▸ Task to carry out
Your task is to repeat all of the material exactly.

>>>>>

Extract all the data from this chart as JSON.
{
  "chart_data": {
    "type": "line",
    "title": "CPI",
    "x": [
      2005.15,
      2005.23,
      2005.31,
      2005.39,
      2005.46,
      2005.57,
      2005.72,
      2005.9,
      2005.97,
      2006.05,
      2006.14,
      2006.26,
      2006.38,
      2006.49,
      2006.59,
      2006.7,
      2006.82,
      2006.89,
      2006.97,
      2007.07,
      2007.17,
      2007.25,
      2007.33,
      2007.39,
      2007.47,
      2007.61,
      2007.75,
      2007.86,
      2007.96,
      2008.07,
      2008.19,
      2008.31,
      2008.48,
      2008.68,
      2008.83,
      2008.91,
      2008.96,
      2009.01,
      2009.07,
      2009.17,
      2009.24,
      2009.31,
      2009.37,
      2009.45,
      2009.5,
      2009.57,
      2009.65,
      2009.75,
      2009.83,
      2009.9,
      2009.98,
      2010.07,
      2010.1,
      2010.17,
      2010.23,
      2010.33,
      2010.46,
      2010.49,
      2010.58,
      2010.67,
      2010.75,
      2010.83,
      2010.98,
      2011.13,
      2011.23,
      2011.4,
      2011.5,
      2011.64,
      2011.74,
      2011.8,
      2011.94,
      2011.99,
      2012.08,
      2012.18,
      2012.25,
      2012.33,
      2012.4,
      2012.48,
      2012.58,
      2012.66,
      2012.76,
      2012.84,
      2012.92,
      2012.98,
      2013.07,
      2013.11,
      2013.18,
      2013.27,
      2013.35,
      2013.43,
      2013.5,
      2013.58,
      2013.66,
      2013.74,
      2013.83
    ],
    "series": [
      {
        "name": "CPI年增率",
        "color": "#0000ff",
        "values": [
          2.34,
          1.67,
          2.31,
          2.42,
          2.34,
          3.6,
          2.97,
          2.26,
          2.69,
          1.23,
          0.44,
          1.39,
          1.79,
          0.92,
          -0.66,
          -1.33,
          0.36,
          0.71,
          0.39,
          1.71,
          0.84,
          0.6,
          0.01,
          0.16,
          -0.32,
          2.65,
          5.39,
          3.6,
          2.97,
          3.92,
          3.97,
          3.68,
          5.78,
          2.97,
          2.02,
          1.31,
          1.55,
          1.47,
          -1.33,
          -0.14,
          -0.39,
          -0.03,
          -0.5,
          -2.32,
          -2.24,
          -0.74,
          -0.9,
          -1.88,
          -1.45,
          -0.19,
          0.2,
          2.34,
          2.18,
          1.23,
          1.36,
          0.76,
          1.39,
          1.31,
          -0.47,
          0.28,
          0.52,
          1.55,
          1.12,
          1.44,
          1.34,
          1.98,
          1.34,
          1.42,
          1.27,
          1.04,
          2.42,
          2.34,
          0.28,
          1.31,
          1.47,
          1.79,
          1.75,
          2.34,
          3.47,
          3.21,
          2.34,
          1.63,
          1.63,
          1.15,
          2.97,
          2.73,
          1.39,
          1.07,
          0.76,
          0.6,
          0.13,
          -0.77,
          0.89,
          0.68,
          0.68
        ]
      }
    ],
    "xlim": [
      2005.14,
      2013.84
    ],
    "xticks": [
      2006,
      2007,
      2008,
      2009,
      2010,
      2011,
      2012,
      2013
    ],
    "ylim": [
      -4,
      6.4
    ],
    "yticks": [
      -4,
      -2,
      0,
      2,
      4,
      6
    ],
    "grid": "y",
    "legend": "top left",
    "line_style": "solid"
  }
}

<<<<<

▸ Result
Extract all the data from this chart as JSON.
{
  "chart_data": {
    "type": "line",
    "title": "CPI",
    "x": [
      2005.15,
      2005.23,
      2005.31,
      2005.39,
      2005.46,
      2005.57,
      2005.72,
      2005.9,
      2005.97,
      2006.05,
      2006.14,
      2006.26,
      2006.38,
      2006.49,
      2006.59,
      2006.7,
      2006.82,
      2006.89,
      2006.97,
      2007.07,
      2007.17,
      2007.25,
      2007.33,
      2007.39,
      2007.47,
      2007.61,
      2007.75,
      2007.86,
      2007.96,
      2008.07,
      2008.19,
      2008.31,
      2008.48,
      2008.68,
      2008.83,
      2008.91,
      2008.96,
      2009.01,
      2009.07,
      2009.17,
      2009.24,
      2009.31,
      2009.37,
      2009.45,
      2009.5,
      2009.57,
      2009.65,
      2009.75,
      2009.83,
      2009.9,
      2009.98,
      2010.07,
      2010.1,
      2010.17,
      2010.23,
      2010.33,
      2010.46,
      2010.49,
      2010.58,
      2010.67,
      2010.75,
      2010.83,
      2010.98,
      2011.13,
      2011.23,
      2011.4,
      2011.5,
      2011.64,
      2011.74,
      2011.8,
      2011.94,
      2011.99,
      2012.08,
      2012.18,
      2012.25,
      2012.33,
      2012.4,
      2012.48,
      2012.58,
      2012.66,
      2012.76,
      2012.84,
      2012.92,
      2012.98,
      2013.07,
      2013.11,
      2013.18,
      2013.27,
      2013.35,
      2013.43,
      2013.5,
      2013.58,
      2013.66,
      2013.74,
      2013.83
    ],
    "series": [
      {
        "name": "CPI年增率",
        "color": "#0000ff",
        "values": [
          2.34,
          1.67,
          2.31,
          2.42,
          2.34,
          3.6,
          2.97,
          2.26,
          2.69,
          1.23,
          0.44,
          1.39,
          1.79,
          0.92,
          -0.66,
          -1.33,
          0.36,
          0.71,
          0.39,
          1.71,
          0.84,
          0.6,
          0.01,
          0.16,
          -0.32,
          2.65,
          5.39,
          3.6,
          2.97,
          3.92,
          3.97,
          3.68,
          5.78,
          2.97,
          2.02,
          1.31,
          1.55,
          1.47,
          -1.33,
          -0.14,
          -0.39,
          -0.03,
          -0.5,
          -2.32,
          -2.24,
          -0.74,
          -0.9,
          -1.88,
          -1.45,
          -0.19,
          0.2,
          2.34,
          2.18,
          1.23,
          1.36,
          0.76,
          1.39,
          1.31,
          -0.47,
          0.28,
          0.52,
          1.55,
          1.12,
          1.44,
          1.34,
          1.98,
          1.34,
          1.42,
          1.27,
          1.04,
          2.42,
          2.34,
          0.28,
          1.31,
          1.47,
          1.79,
          1.75,
          2.34,
          3.47,
          3.21,
          2.34,
          1.63,
          1.63,
          1.15,
          2.97,
          2.73,
          1.39,
          1.07,
          0.76,
          0.6,
          0.13,
          -0.77,
          0.89,
          0.68,
          0.68
        ]
      }
    ],
    "xlim": [
      2005.14,
      2013.84
    ],
    "xticks": [
      2006,
      2007,
      2008,
      2009,
      2010,
      2011,
      2012,
      2013
    ],
    "ylim": [
      -4,
      6.4
    ],
    "yticks": [
      -4,
      -2,
      0,
      2,
      4,
      6
    ],
    "grid": "y",
    "legend": "top left",
    "line_style": "solid"
  }
}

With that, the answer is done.